** BEGIN Data for this exercise **

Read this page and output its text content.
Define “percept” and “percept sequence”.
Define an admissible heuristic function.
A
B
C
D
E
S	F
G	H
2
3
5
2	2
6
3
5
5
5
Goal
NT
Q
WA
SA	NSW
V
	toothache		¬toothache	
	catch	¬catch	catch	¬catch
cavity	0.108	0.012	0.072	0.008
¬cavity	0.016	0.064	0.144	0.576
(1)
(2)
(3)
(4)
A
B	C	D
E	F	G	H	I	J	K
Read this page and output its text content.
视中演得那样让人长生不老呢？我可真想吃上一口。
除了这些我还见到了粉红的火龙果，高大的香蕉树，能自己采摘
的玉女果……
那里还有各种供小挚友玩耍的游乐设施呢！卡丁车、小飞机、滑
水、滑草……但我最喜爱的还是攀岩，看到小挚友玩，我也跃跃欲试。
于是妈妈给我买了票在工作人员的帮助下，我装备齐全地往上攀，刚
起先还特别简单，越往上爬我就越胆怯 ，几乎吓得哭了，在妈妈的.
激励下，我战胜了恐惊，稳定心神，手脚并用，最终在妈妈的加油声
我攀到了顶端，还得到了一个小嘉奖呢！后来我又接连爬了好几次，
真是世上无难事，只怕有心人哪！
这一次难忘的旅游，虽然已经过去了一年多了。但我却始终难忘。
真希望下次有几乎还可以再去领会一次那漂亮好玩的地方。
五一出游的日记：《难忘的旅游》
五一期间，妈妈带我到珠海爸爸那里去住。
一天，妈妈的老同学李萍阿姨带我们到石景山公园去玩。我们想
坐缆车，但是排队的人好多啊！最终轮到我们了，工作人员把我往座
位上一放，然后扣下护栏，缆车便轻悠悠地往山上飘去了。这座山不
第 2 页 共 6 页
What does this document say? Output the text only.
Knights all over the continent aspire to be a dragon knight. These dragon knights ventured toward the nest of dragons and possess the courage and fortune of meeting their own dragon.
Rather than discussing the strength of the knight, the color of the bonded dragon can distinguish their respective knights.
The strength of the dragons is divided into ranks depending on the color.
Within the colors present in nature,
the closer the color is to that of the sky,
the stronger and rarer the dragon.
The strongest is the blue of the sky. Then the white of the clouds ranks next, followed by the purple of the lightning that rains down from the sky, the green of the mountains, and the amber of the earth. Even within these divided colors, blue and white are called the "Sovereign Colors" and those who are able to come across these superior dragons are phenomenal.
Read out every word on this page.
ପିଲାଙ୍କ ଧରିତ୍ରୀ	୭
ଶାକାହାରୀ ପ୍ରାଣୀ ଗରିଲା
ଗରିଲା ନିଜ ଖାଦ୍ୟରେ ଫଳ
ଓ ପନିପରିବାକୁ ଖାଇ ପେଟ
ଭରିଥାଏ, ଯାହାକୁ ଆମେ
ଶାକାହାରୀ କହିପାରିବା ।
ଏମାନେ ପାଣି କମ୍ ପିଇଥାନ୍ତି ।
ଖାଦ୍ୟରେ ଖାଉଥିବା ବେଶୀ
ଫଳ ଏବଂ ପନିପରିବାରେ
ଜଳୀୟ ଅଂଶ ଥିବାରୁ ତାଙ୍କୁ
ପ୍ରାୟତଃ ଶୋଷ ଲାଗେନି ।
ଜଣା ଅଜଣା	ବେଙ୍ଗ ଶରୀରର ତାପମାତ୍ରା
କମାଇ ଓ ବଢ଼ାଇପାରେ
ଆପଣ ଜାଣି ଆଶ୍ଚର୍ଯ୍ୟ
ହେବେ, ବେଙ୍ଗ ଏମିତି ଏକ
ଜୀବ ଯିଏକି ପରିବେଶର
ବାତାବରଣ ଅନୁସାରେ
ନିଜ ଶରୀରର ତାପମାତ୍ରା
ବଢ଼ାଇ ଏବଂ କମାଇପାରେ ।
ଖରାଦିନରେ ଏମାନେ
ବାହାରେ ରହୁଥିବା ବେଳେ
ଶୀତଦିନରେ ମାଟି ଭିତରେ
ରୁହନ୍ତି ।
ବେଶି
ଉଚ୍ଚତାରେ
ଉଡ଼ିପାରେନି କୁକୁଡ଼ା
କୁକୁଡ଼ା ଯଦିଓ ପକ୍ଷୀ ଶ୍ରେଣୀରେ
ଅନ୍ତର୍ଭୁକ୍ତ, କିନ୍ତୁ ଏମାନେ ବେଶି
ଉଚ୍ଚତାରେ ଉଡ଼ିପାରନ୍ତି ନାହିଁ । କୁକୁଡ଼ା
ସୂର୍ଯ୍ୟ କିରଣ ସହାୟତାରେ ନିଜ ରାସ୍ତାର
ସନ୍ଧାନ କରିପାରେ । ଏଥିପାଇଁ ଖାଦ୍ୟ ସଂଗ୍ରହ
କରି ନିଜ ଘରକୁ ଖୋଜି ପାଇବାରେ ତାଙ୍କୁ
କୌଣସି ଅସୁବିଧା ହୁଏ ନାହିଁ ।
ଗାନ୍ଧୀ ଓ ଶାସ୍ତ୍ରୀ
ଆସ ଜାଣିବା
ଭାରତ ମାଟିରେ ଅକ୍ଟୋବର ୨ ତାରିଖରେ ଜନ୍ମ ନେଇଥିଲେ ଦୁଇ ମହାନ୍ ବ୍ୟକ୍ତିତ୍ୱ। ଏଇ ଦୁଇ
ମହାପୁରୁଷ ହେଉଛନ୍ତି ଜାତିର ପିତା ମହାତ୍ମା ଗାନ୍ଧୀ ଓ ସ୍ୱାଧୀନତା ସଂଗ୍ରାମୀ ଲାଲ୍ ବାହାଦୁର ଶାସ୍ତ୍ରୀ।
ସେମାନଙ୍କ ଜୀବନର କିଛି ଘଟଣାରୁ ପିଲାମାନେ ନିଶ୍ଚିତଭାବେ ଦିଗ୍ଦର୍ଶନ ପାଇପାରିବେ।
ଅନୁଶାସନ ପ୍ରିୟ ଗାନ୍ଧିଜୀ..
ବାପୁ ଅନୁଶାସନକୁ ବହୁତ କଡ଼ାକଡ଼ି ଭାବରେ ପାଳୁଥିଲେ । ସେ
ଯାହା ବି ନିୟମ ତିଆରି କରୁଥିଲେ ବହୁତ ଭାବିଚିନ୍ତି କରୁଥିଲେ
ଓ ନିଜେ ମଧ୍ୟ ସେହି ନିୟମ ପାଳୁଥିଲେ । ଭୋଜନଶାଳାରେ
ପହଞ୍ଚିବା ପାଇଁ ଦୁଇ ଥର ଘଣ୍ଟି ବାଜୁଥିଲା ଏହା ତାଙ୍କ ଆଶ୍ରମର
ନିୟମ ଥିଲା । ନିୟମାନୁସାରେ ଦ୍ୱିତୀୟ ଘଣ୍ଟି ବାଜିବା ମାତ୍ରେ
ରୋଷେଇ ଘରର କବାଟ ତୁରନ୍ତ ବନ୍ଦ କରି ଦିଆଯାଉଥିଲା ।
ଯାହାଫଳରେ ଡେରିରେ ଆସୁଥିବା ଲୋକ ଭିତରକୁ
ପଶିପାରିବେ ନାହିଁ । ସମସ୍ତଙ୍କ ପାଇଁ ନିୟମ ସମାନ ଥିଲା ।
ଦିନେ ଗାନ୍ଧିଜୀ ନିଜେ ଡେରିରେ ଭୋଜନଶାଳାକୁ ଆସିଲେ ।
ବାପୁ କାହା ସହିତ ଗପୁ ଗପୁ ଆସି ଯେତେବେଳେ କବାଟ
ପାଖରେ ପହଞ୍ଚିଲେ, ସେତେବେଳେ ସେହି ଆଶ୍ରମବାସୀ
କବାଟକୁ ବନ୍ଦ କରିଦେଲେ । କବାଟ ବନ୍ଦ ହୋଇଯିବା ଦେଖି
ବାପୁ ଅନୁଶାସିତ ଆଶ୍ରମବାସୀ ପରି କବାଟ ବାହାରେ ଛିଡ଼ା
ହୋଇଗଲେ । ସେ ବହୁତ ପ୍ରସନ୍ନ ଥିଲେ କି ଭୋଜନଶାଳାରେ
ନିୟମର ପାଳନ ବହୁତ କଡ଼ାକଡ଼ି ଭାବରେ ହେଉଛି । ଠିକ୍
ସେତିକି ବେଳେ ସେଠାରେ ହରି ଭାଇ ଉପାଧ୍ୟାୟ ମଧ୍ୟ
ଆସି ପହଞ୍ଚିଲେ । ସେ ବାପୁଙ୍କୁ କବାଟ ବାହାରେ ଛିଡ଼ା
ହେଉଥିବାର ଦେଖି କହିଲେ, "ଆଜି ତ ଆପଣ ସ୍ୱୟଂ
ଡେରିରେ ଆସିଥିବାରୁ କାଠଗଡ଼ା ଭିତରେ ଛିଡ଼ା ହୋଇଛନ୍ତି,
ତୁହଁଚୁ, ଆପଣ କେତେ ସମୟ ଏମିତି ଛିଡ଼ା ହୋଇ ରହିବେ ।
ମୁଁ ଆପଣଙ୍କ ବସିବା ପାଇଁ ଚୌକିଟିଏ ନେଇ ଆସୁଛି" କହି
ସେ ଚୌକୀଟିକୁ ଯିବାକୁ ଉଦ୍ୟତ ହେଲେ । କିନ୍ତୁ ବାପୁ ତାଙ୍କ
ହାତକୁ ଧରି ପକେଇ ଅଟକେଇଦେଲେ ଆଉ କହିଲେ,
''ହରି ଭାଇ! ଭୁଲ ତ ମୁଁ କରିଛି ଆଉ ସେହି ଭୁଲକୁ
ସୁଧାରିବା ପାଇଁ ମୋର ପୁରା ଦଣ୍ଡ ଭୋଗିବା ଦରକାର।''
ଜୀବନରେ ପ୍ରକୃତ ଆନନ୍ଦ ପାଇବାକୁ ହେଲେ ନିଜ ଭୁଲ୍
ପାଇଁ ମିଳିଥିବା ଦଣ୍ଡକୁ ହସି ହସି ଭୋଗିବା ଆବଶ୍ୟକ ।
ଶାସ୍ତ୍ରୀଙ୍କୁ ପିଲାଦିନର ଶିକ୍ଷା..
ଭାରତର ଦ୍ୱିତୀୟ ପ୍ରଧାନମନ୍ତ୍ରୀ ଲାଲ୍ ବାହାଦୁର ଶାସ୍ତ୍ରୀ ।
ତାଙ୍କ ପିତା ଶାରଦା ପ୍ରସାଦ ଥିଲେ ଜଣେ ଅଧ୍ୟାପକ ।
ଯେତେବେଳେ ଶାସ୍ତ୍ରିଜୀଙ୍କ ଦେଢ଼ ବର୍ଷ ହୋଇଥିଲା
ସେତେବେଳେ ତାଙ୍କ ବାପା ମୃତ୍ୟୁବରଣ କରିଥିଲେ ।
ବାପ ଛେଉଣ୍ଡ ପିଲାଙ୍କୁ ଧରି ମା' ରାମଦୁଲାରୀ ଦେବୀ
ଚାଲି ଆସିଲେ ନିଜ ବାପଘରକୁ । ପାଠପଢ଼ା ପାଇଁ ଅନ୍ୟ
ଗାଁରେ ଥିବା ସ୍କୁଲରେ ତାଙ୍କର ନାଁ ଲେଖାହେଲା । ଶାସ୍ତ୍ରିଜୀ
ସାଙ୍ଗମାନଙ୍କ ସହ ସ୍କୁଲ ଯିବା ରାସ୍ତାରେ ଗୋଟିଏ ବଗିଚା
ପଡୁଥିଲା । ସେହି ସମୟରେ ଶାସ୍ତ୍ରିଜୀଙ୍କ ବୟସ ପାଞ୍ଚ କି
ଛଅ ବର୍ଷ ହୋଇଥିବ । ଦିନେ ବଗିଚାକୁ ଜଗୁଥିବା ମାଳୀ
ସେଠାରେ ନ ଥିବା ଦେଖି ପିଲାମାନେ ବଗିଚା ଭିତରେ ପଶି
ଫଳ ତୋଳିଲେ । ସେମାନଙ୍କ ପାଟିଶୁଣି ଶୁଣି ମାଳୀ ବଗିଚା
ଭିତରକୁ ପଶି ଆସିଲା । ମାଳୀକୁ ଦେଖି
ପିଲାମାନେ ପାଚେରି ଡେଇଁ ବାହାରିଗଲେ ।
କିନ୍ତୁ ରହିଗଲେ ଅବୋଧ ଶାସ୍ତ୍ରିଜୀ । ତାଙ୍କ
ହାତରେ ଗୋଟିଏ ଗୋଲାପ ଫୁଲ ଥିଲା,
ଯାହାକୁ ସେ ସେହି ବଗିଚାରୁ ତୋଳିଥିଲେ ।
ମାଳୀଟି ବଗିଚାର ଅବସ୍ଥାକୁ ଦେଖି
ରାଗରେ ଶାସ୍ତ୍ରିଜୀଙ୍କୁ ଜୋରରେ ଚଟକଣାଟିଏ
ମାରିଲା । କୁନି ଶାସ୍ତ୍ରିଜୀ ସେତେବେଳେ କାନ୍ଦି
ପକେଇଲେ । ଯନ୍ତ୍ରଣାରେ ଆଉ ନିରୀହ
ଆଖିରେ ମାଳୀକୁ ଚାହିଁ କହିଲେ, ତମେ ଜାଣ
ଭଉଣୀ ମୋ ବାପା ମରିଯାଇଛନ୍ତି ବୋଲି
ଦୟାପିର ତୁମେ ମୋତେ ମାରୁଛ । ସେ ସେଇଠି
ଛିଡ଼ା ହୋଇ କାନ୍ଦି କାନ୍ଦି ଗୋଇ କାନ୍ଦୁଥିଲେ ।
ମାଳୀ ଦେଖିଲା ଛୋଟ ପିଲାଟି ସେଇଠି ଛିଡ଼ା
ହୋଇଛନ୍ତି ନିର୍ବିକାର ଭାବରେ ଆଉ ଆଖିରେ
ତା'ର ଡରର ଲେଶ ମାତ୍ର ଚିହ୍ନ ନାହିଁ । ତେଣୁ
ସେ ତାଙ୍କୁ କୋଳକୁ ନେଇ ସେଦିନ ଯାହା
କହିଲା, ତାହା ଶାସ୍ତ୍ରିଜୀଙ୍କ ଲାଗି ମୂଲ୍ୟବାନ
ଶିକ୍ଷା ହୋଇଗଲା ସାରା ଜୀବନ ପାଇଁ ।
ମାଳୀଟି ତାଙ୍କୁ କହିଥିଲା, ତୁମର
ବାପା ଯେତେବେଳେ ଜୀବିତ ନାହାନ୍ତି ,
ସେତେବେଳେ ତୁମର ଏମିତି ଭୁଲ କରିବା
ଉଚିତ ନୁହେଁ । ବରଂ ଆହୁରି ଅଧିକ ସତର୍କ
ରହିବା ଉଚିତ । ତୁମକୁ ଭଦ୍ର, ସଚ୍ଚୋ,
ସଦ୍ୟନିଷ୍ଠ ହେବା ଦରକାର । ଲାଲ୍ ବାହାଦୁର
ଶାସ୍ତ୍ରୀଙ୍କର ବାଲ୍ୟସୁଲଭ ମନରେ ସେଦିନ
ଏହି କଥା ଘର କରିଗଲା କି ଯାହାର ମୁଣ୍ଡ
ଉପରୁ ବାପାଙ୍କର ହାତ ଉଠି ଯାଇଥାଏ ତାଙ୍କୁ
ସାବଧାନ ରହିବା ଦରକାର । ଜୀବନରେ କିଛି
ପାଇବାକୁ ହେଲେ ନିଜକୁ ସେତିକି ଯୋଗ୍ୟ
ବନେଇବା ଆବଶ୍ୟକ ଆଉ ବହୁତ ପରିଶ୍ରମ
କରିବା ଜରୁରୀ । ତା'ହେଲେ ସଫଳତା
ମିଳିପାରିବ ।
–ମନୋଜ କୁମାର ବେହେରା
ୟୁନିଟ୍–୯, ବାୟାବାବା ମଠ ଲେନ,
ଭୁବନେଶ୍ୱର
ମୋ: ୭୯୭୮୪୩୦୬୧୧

** END Data for this exercise **

◆ Directions for this task ◆
Return each line that includes "dragons".

◆ Exercise answer ◆
Knights all over the continent aspire to be a dragon knight. These dragon knights ventured toward the nest of dragons and possess the courage and fortune of meeting their own dragon.
The strength of the dragons is divided into ranks depending on the color.
The strongest is the blue of the sky. Then the white of the clouds ranks next, followed by the purple of the lightning that rains down from the sky, the green of the mountains, and the amber of the earth. Even within these divided colors, blue and white are called the "Sovereign Colors" and those who are able to come across these superior dragons are phenomenal.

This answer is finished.